* Start Listed records *

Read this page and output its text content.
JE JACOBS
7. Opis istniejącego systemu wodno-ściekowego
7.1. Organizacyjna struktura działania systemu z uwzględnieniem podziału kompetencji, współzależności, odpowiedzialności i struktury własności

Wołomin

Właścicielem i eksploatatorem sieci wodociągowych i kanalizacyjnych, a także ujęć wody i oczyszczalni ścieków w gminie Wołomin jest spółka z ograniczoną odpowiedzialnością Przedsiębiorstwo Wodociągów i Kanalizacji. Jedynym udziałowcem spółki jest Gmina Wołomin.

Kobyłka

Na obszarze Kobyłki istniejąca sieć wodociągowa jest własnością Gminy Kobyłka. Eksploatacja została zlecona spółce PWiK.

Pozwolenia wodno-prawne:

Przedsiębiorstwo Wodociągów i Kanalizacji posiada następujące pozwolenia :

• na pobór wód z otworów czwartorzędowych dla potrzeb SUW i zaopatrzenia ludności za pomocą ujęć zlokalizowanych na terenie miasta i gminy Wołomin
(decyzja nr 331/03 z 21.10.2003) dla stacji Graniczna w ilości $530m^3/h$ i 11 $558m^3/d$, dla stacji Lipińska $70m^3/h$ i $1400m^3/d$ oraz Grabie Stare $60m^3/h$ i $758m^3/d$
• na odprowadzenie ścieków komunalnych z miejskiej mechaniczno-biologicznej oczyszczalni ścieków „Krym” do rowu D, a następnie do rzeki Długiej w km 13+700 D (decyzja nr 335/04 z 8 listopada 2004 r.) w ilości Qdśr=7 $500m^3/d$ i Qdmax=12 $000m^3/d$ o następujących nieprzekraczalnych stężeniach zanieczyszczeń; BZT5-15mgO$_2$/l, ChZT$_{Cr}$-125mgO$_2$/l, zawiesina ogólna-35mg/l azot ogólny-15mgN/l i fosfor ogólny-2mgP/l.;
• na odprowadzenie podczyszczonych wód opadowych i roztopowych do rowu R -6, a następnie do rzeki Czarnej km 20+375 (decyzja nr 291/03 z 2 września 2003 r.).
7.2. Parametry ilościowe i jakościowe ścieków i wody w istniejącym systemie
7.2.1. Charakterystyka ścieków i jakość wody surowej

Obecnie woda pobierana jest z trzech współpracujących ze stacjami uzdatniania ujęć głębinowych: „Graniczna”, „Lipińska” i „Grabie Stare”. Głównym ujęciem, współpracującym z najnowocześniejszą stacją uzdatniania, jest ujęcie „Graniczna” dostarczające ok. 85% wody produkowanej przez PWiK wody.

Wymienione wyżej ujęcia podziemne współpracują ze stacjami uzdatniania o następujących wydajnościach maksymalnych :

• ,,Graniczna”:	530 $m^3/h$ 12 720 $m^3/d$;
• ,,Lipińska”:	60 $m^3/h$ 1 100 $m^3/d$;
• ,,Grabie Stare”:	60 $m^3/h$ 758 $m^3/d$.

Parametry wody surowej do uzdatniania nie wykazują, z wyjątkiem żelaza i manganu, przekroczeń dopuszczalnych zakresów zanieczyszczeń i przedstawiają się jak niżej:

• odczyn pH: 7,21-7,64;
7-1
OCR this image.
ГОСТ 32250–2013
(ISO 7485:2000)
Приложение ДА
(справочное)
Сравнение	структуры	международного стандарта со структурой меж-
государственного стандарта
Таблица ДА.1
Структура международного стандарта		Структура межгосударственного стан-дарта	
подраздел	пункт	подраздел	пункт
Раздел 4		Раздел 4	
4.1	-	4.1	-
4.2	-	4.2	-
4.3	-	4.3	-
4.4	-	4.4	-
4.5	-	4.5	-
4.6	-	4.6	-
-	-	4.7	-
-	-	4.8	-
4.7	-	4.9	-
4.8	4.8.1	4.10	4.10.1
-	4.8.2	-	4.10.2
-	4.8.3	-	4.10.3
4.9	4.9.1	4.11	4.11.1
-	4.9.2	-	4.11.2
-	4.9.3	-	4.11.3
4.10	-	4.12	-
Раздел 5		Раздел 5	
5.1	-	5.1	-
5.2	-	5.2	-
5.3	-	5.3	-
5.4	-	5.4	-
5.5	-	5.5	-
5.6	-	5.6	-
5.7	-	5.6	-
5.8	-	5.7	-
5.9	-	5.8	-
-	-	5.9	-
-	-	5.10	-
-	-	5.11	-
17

* End Listed records *

▸ **What is required**
Collect the lines of the records that include the string "stacjami".

▸ **Task solution**
Obecnie woda pobierana jest z trzech współpracujących ze stacjami uzdatniania ujęć głębinowych: „Graniczna”, „Lipińska” i „Grabie Stare”. Głównym ujęciem, współpracującym z najnowocześniejszą stacją uzdatniania, jest ujęcie „Graniczna” dostarczające ok. 85% wody produkowanej przez PWiK wody.
Wymienione wyżej ujęcia podziemne współpracują ze stacjami uzdatniania o następujących wydajnościach maksymalnych :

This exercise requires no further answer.